● Saved entries
** Begin **

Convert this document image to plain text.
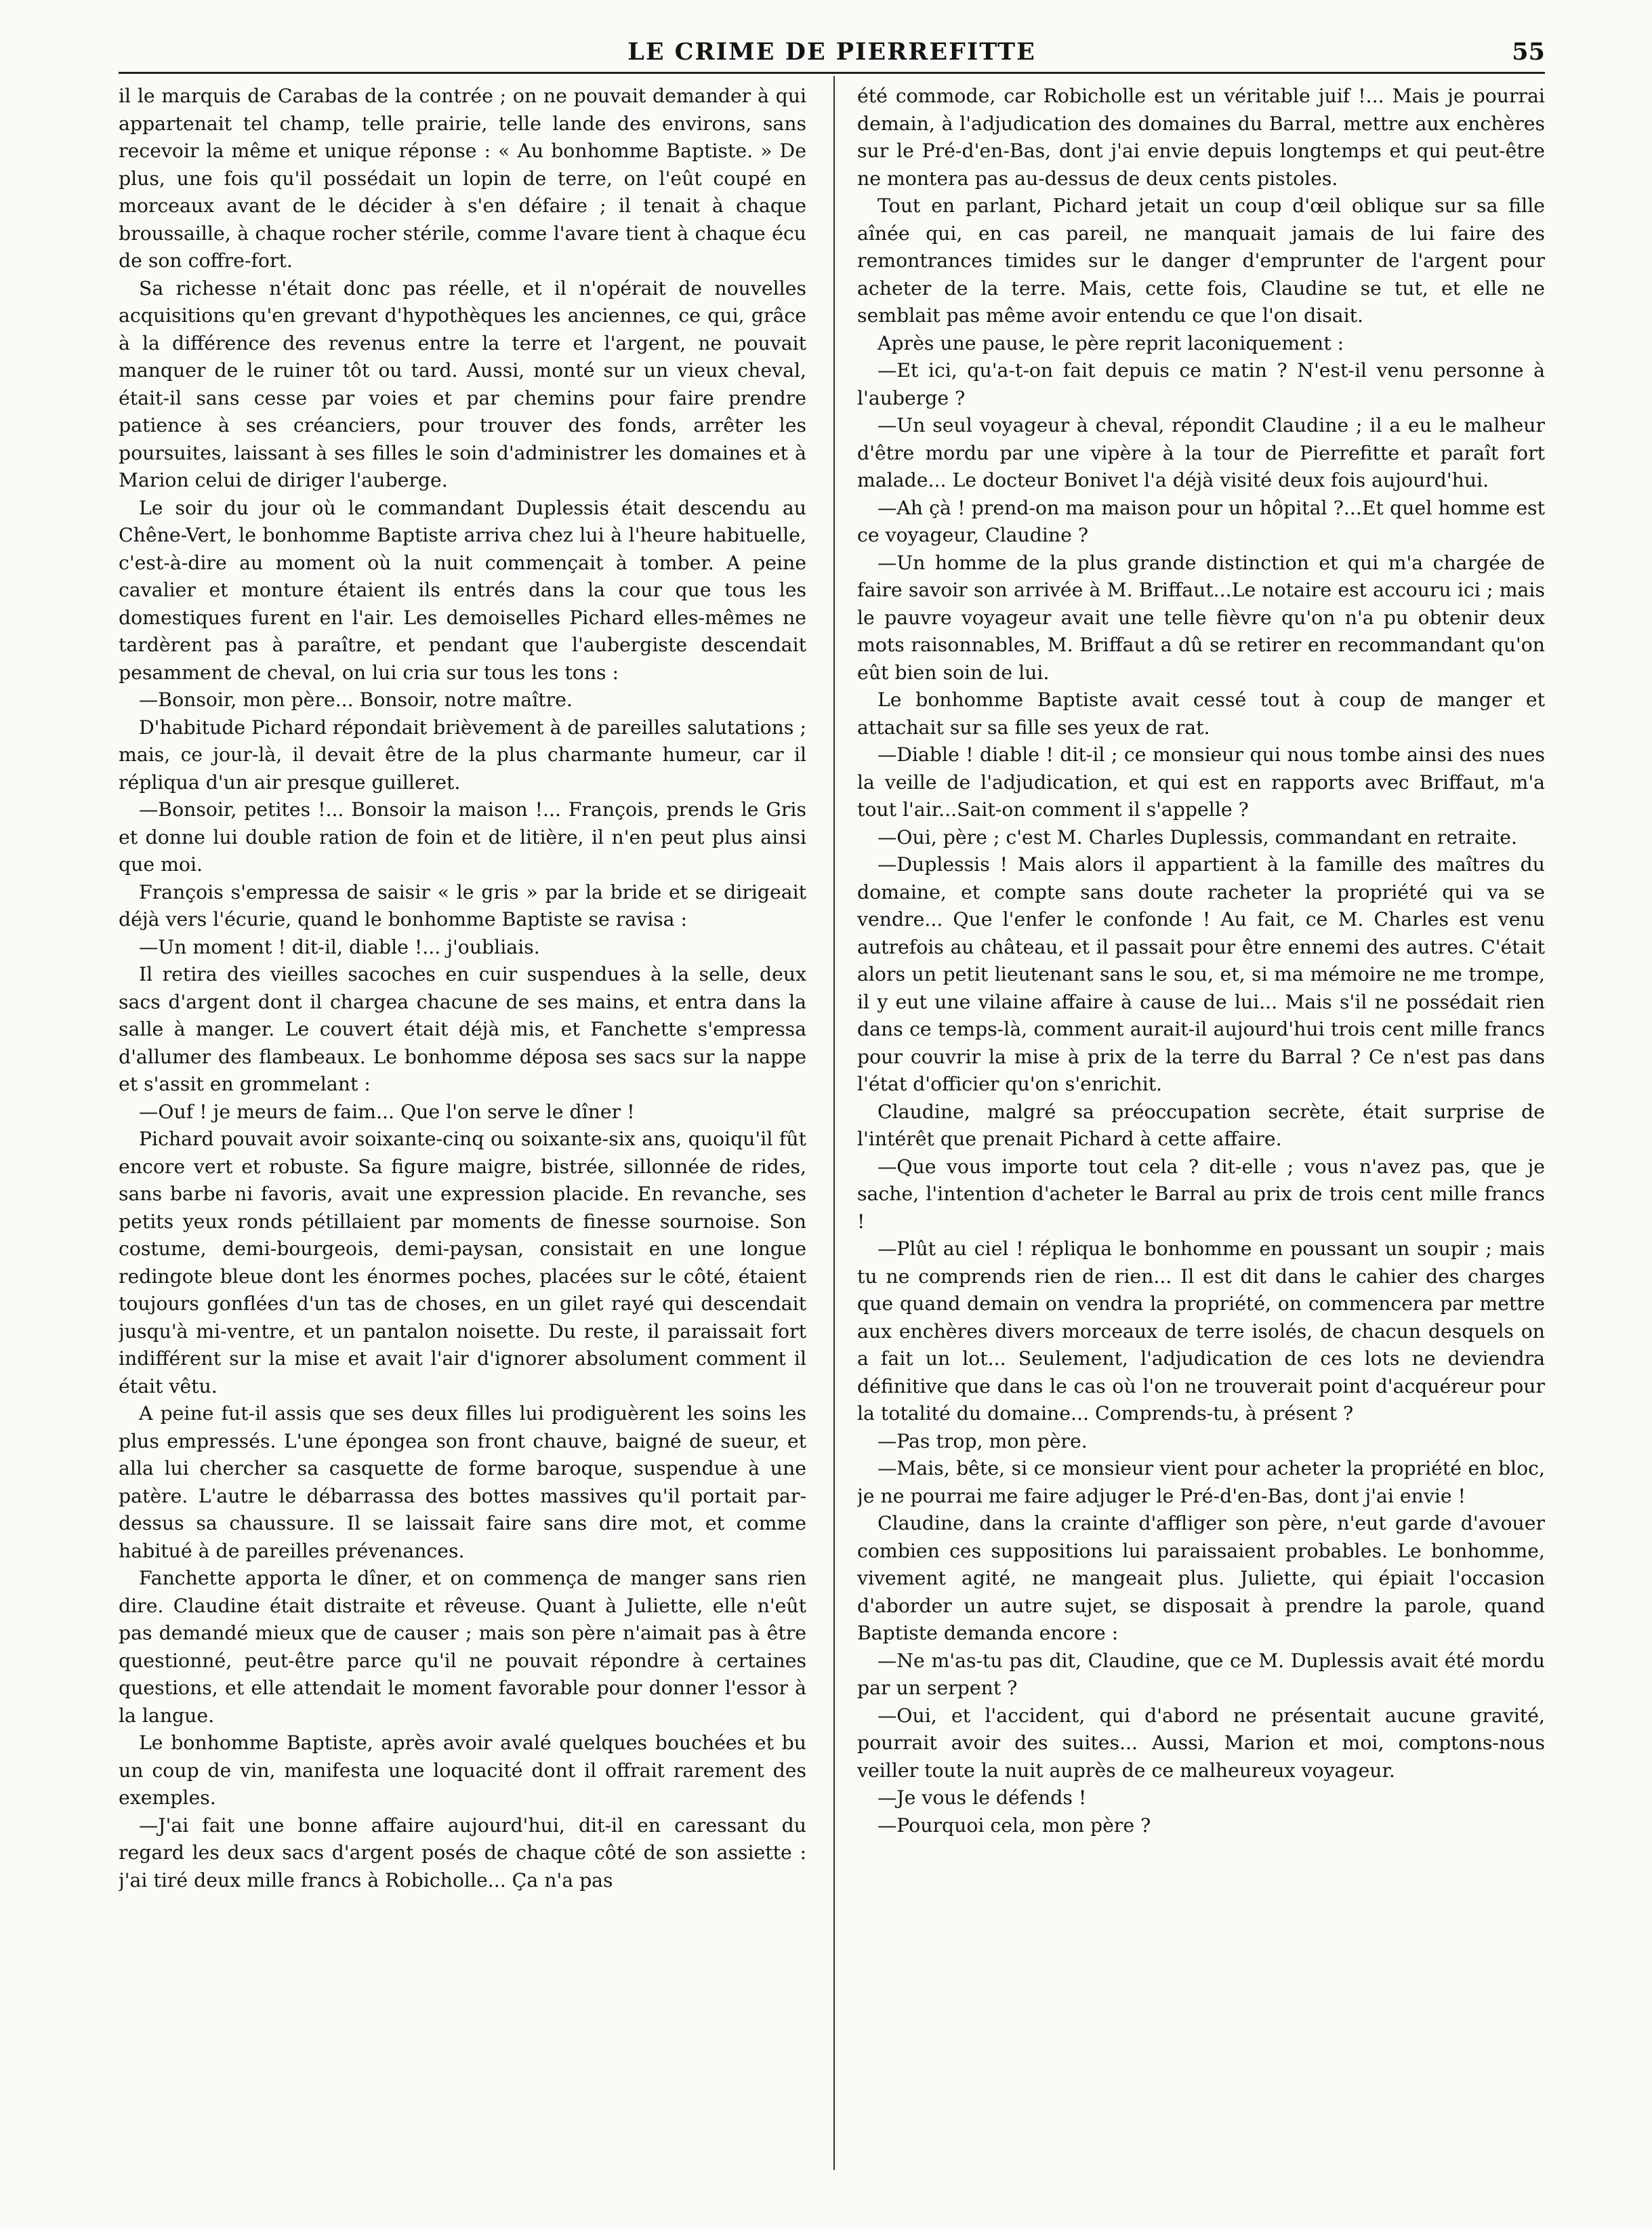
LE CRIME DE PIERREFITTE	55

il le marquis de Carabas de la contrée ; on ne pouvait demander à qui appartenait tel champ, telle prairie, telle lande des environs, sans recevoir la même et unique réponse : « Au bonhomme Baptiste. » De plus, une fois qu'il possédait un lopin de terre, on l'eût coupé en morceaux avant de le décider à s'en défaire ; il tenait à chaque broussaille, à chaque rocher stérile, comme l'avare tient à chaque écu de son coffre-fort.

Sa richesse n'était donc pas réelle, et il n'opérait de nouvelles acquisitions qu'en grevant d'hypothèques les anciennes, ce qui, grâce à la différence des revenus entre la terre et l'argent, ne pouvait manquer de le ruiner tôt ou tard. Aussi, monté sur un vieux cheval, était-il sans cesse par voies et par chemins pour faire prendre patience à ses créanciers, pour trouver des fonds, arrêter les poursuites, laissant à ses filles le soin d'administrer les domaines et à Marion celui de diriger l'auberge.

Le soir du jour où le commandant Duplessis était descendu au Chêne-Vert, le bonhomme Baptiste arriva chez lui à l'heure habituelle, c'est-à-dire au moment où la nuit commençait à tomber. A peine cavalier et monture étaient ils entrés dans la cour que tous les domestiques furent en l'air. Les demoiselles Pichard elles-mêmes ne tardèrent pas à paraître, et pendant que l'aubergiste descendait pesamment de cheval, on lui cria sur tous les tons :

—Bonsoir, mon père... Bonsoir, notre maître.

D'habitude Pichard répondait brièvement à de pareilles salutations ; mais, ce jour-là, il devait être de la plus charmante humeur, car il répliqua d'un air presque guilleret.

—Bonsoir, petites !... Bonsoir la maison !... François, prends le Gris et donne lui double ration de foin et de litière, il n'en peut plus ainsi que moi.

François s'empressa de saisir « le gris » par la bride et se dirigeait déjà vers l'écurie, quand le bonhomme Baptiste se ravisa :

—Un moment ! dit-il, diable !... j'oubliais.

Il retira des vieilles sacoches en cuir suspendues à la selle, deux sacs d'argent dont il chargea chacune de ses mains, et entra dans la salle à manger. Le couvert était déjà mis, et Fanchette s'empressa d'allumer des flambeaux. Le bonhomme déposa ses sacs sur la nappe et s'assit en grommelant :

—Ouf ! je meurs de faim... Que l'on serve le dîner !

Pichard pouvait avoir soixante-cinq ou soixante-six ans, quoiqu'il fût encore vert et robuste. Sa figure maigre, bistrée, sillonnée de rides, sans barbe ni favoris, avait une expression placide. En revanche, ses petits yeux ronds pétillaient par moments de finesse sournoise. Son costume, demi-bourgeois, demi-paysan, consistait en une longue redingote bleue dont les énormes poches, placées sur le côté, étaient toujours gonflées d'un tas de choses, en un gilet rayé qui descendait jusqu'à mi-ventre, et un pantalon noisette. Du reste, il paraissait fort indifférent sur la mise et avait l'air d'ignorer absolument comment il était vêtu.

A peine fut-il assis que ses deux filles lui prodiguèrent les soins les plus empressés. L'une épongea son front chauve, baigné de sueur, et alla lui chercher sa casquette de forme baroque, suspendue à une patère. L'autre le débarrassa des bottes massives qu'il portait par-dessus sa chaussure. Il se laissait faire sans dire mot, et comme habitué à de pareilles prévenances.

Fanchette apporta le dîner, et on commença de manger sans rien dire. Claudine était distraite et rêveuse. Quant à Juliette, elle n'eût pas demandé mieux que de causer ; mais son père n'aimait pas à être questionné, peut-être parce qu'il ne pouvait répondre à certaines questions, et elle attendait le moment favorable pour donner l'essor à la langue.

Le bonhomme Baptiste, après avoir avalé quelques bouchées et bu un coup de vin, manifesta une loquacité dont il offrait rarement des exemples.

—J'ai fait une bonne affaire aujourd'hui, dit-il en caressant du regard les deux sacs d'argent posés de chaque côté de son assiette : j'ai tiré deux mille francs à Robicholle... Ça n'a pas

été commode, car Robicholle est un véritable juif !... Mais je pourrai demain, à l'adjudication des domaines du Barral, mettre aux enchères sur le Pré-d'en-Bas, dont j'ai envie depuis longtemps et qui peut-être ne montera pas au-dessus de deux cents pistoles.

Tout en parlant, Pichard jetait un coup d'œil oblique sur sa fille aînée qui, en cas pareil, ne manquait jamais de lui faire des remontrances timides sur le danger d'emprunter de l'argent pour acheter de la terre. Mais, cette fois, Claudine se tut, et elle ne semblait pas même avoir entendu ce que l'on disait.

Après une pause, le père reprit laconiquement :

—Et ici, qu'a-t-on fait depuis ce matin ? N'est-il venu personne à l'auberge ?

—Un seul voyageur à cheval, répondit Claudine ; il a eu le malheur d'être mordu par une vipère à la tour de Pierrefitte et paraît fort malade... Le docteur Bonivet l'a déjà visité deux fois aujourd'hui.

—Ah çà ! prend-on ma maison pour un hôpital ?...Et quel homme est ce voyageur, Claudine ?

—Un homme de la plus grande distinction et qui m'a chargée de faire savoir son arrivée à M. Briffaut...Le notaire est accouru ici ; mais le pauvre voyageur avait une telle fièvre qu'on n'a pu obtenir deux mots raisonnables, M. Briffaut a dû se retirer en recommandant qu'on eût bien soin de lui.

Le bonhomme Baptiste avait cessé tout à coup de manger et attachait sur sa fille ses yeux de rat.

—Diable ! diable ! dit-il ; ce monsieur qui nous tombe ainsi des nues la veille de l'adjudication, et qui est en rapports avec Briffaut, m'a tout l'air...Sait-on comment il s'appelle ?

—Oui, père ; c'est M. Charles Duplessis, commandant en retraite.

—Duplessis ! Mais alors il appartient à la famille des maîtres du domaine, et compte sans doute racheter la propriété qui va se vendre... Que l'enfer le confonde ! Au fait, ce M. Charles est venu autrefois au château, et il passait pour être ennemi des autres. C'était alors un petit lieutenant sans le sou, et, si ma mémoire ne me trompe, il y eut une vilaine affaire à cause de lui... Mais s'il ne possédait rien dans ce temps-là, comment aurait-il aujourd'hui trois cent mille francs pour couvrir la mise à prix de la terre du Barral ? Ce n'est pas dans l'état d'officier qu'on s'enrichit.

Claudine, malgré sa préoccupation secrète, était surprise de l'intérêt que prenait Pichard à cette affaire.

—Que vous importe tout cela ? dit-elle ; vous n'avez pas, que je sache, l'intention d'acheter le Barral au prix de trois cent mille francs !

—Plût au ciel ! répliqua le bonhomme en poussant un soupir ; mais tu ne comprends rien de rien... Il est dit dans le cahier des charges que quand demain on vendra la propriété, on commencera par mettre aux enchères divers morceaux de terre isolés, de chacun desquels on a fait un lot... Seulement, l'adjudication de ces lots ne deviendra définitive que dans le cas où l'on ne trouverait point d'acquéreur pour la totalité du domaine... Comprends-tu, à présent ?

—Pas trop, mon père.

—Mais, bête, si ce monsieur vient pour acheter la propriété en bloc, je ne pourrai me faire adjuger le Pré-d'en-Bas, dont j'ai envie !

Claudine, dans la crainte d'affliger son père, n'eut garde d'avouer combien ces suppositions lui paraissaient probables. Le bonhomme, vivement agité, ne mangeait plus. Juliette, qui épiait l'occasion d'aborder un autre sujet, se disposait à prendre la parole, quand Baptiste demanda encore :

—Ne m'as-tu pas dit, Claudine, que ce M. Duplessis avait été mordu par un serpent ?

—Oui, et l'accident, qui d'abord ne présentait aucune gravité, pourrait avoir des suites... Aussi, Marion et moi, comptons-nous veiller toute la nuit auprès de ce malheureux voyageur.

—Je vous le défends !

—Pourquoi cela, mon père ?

** End **
** Begin **

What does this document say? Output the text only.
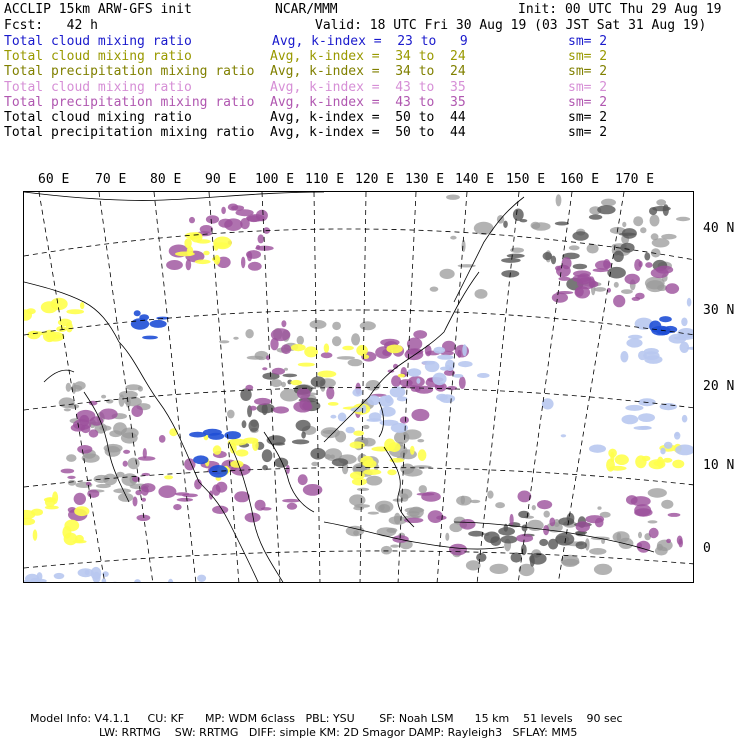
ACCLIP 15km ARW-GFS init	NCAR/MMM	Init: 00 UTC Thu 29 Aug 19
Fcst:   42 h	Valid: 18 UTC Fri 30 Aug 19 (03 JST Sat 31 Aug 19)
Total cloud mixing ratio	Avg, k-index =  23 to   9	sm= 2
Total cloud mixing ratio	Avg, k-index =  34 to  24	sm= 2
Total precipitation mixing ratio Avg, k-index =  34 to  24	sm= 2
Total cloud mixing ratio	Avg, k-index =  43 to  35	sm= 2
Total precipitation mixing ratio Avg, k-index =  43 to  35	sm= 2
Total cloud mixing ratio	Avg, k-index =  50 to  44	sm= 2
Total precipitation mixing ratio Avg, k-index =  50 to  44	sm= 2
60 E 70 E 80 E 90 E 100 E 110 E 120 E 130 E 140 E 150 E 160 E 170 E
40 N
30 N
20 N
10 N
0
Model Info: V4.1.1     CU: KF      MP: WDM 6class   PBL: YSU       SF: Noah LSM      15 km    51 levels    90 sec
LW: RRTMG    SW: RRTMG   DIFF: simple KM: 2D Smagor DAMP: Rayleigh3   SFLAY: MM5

** End **
** Begin **

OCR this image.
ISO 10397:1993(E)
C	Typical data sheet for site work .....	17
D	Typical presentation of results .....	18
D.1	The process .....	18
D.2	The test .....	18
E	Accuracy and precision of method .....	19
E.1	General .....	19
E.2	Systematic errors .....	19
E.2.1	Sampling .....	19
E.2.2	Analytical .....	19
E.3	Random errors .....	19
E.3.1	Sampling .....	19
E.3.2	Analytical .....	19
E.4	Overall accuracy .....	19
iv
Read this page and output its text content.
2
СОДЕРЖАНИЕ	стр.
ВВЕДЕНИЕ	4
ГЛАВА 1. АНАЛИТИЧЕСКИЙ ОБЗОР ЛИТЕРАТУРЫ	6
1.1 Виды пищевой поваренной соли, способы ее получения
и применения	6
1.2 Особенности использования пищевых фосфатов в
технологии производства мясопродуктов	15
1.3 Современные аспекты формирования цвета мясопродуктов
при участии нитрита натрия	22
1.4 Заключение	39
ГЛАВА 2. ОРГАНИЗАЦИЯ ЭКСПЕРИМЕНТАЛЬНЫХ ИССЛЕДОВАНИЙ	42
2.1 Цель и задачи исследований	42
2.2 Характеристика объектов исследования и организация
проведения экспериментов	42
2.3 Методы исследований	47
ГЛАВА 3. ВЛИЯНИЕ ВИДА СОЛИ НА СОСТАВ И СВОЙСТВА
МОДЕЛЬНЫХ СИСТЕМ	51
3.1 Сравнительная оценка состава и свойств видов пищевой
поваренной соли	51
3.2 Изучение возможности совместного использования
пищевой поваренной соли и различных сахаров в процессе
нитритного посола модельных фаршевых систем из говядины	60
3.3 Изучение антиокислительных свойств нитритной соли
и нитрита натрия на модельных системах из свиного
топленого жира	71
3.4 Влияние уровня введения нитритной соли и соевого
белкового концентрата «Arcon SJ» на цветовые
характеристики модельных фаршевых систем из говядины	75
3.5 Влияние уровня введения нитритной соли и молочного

** End **

● Exercise
Copy every line that contains the string "введения".

● Output of the exercise
3.4 Влияние уровня введения нитритной соли и соевого
3.5 Влияние уровня введения нитритной соли и молочного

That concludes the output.